■ **Records**
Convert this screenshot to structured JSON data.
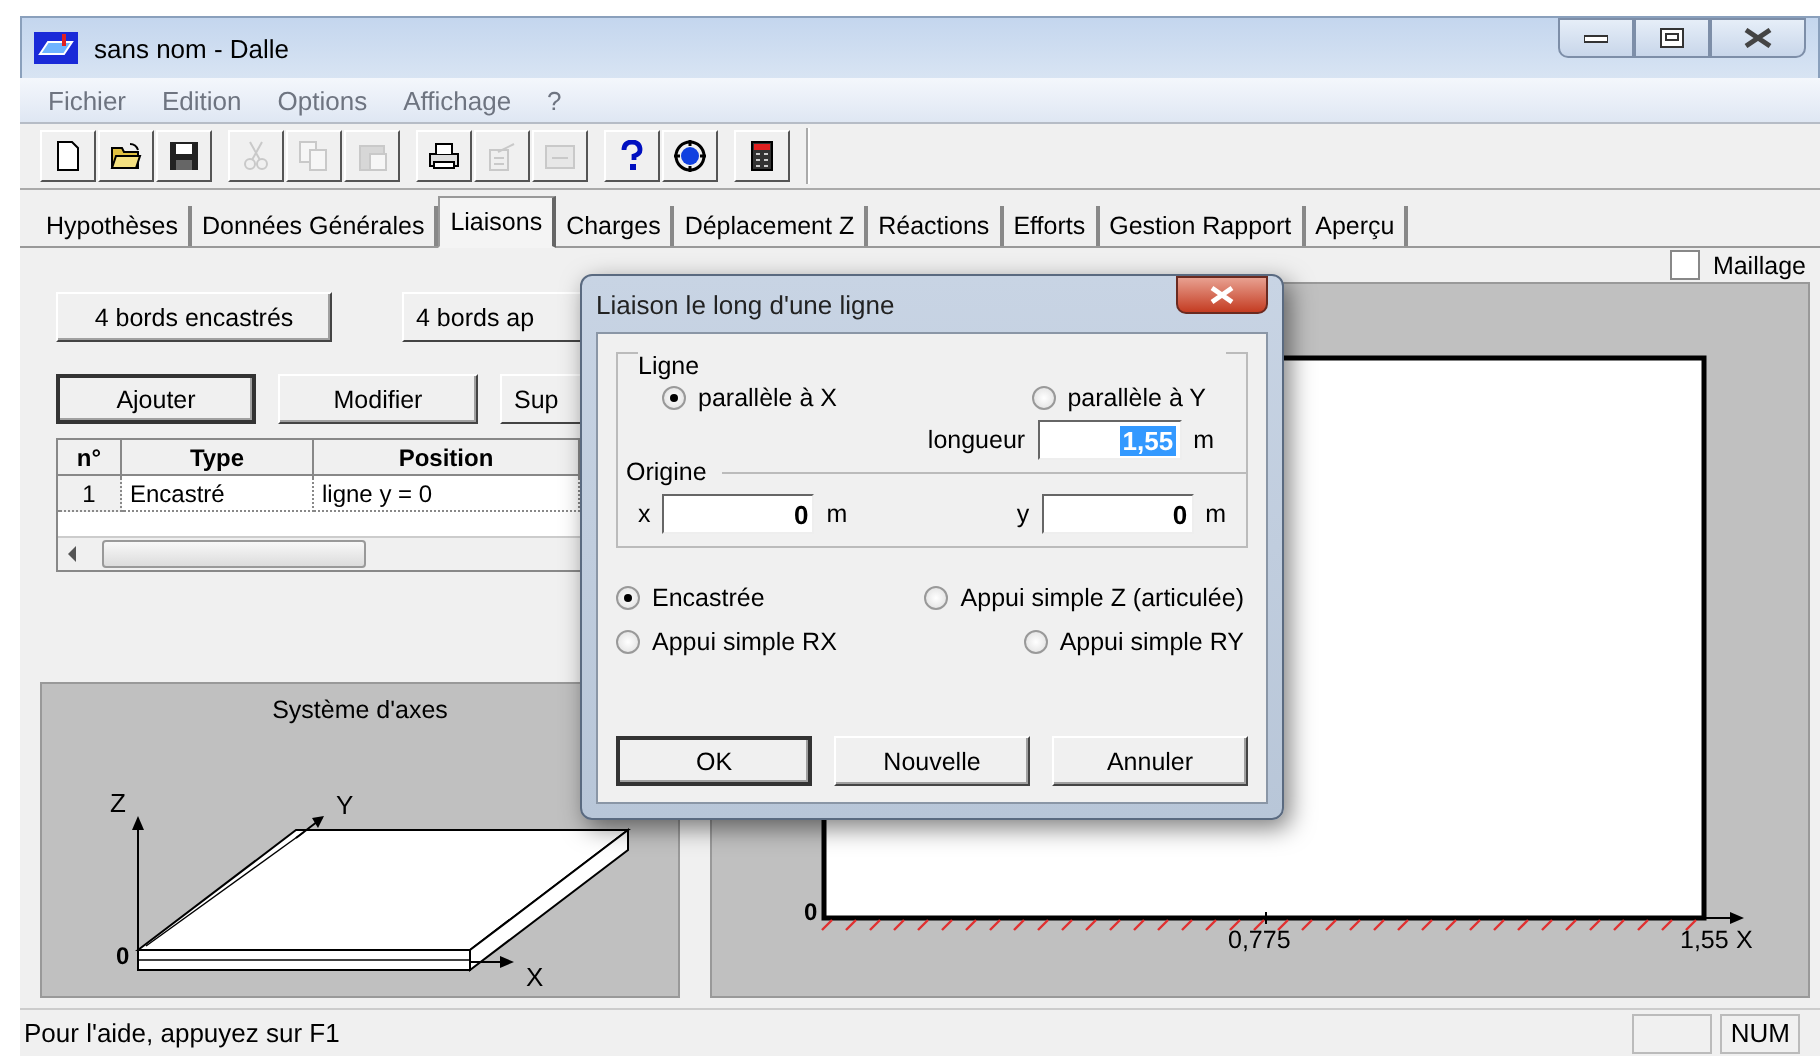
{
  "window": {
    "title": "sans nom - Dalle"
  },
  "menu": [
    "Fichier",
    "Edition",
    "Options",
    "Affichage",
    "?"
  ],
  "toolbar": [
    [
      {
        "kind": "new",
        "disabled": false
      },
      {
        "kind": "open",
        "disabled": false
      },
      {
        "kind": "save",
        "disabled": false
      }
    ],
    [
      {
        "kind": "cut",
        "disabled": true
      },
      {
        "kind": "copy",
        "disabled": true
      },
      {
        "kind": "paste",
        "disabled": true
      }
    ],
    [
      {
        "kind": "print",
        "disabled": false
      },
      {
        "kind": "properties",
        "disabled": true
      },
      {
        "kind": "tray",
        "disabled": true
      }
    ],
    [
      {
        "kind": "help",
        "disabled": false
      },
      {
        "kind": "target",
        "disabled": false
      }
    ],
    [
      {
        "kind": "calculator",
        "disabled": false
      }
    ]
  ],
  "tabs": [
    {
      "label": "Hypothèses",
      "selected": false
    },
    {
      "label": "Données Générales",
      "selected": false
    },
    {
      "label": "Liaisons",
      "selected": true
    },
    {
      "label": "Charges",
      "selected": false
    },
    {
      "label": "Déplacement Z",
      "selected": false
    },
    {
      "label": "Réactions",
      "selected": false
    },
    {
      "label": "Efforts",
      "selected": false
    },
    {
      "label": "Gestion Rapport",
      "selected": false
    },
    {
      "label": "Aperçu",
      "selected": false
    }
  ],
  "maillage": {
    "label": "Maillage",
    "checked": false
  },
  "preset_buttons": [
    "4 bords encastrés",
    "4 bords ap"
  ],
  "actions": [
    "Ajouter",
    "Modifier",
    "Sup"
  ],
  "table": {
    "columns": [
      "n°",
      "Type",
      "Position"
    ],
    "rows": [
      [
        "1",
        "Encastré",
        "ligne y = 0"
      ]
    ]
  },
  "axes_panel": {
    "title": "Système d'axes",
    "z": "Z",
    "y": "Y",
    "x": "X",
    "origin": "0"
  },
  "canvas": {
    "origin": "0",
    "ticks": [
      "0,775",
      "1,55"
    ],
    "axis": "X"
  },
  "dialog": {
    "title": "Liaison le long d'une ligne",
    "ligne": {
      "label": "Ligne",
      "options": [
        {
          "label": "parallèle à X",
          "selected": true
        },
        {
          "label": "parallèle à Y",
          "selected": false
        }
      ],
      "longueur": {
        "label": "longueur",
        "value": "1,55",
        "unit": "m",
        "text_selected": true
      }
    },
    "origine": {
      "label": "Origine",
      "fields": [
        {
          "label": "x",
          "value": "0",
          "unit": "m"
        },
        {
          "label": "y",
          "value": "0",
          "unit": "m"
        }
      ]
    },
    "support_options": [
      [
        {
          "label": "Encastrée",
          "selected": true
        },
        {
          "label": "Appui simple Z (articulée)",
          "selected": false
        }
      ],
      [
        {
          "label": "Appui simple RX",
          "selected": false
        },
        {
          "label": "Appui simple RY",
          "selected": false
        }
      ]
    ],
    "buttons": [
      {
        "label": "OK",
        "default": true
      },
      {
        "label": "Nouvelle",
        "default": false
      },
      {
        "label": "Annuler",
        "default": false
      }
    ]
  },
  "status_bar": {
    "text": "Pour l'aide, appuyez sur F1",
    "indicator": "NUM"
  }
}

■ **Exercise brief**
Pictures stay out; reproduce every line of the records exactly.

■ **Answer for the task**
Convert this screenshot to structured JSON data.
{
  "window": {
    "title": "sans nom - Dalle"
  },
  "menu": [
    "Fichier",
    "Edition",
    "Options",
    "Affichage",
    "?"
  ],
  "toolbar": [
    [
      {
        "kind": "new",
        "disabled": false
      },
      {
        "kind": "open",
        "disabled": false
      },
      {
        "kind": "save",
        "disabled": false
      }
    ],
    [
      {
        "kind": "cut",
        "disabled": true
      },
      {
        "kind": "copy",
        "disabled": true
      },
      {
        "kind": "paste",
        "disabled": true
      }
    ],
    [
      {
        "kind": "print",
        "disabled": false
      },
      {
        "kind": "properties",
        "disabled": true
      },
      {
        "kind": "tray",
        "disabled": true
      }
    ],
    [
      {
        "kind": "help",
        "disabled": false
      },
      {
        "kind": "target",
        "disabled": false
      }
    ],
    [
      {
        "kind": "calculator",
        "disabled": false
      }
    ]
  ],
  "tabs": [
    {
      "label": "Hypothèses",
      "selected": false
    },
    {
      "label": "Données Générales",
      "selected": false
    },
    {
      "label": "Liaisons",
      "selected": true
    },
    {
      "label": "Charges",
      "selected": false
    },
    {
      "label": "Déplacement Z",
      "selected": false
    },
    {
      "label": "Réactions",
      "selected": false
    },
    {
      "label": "Efforts",
      "selected": false
    },
    {
      "label": "Gestion Rapport",
      "selected": false
    },
    {
      "label": "Aperçu",
      "selected": false
    }
  ],
  "maillage": {
    "label": "Maillage",
    "checked": false
  },
  "preset_buttons": [
    "4 bords encastrés",
    "4 bords ap"
  ],
  "actions": [
    "Ajouter",
    "Modifier",
    "Sup"
  ],
  "table": {
    "columns": [
      "n°",
      "Type",
      "Position"
    ],
    "rows": [
      [
        "1",
        "Encastré",
        "ligne y = 0"
      ]
    ]
  },
  "axes_panel": {
    "title": "Système d'axes",
    "z": "Z",
    "y": "Y",
    "x": "X",
    "origin": "0"
  },
  "canvas": {
    "origin": "0",
    "ticks": [
      "0,775",
      "1,55"
    ],
    "axis": "X"
  },
  "dialog": {
    "title": "Liaison le long d'une ligne",
    "ligne": {
      "label": "Ligne",
      "options": [
        {
          "label": "parallèle à X",
          "selected": true
        },
        {
          "label": "parallèle à Y",
          "selected": false
        }
      ],
      "longueur": {
        "label": "longueur",
        "value": "1,55",
        "unit": "m",
        "text_selected": true
      }
    },
    "origine": {
      "label": "Origine",
      "fields": [
        {
          "label": "x",
          "value": "0",
          "unit": "m"
        },
        {
          "label": "y",
          "value": "0",
          "unit": "m"
        }
      ]
    },
    "support_options": [
      [
        {
          "label": "Encastrée",
          "selected": true
        },
        {
          "label": "Appui simple Z (articulée)",
          "selected": false
        }
      ],
      [
        {
          "label": "Appui simple RX",
          "selected": false
        },
        {
          "label": "Appui simple RY",
          "selected": false
        }
      ]
    ],
    "buttons": [
      {
        "label": "OK",
        "default": true
      },
      {
        "label": "Nouvelle",
        "default": false
      },
      {
        "label": "Annuler",
        "default": false
      }
    ]
  },
  "status_bar": {
    "text": "Pour l'aide, appuyez sur F1",
    "indicator": "NUM"
  }
}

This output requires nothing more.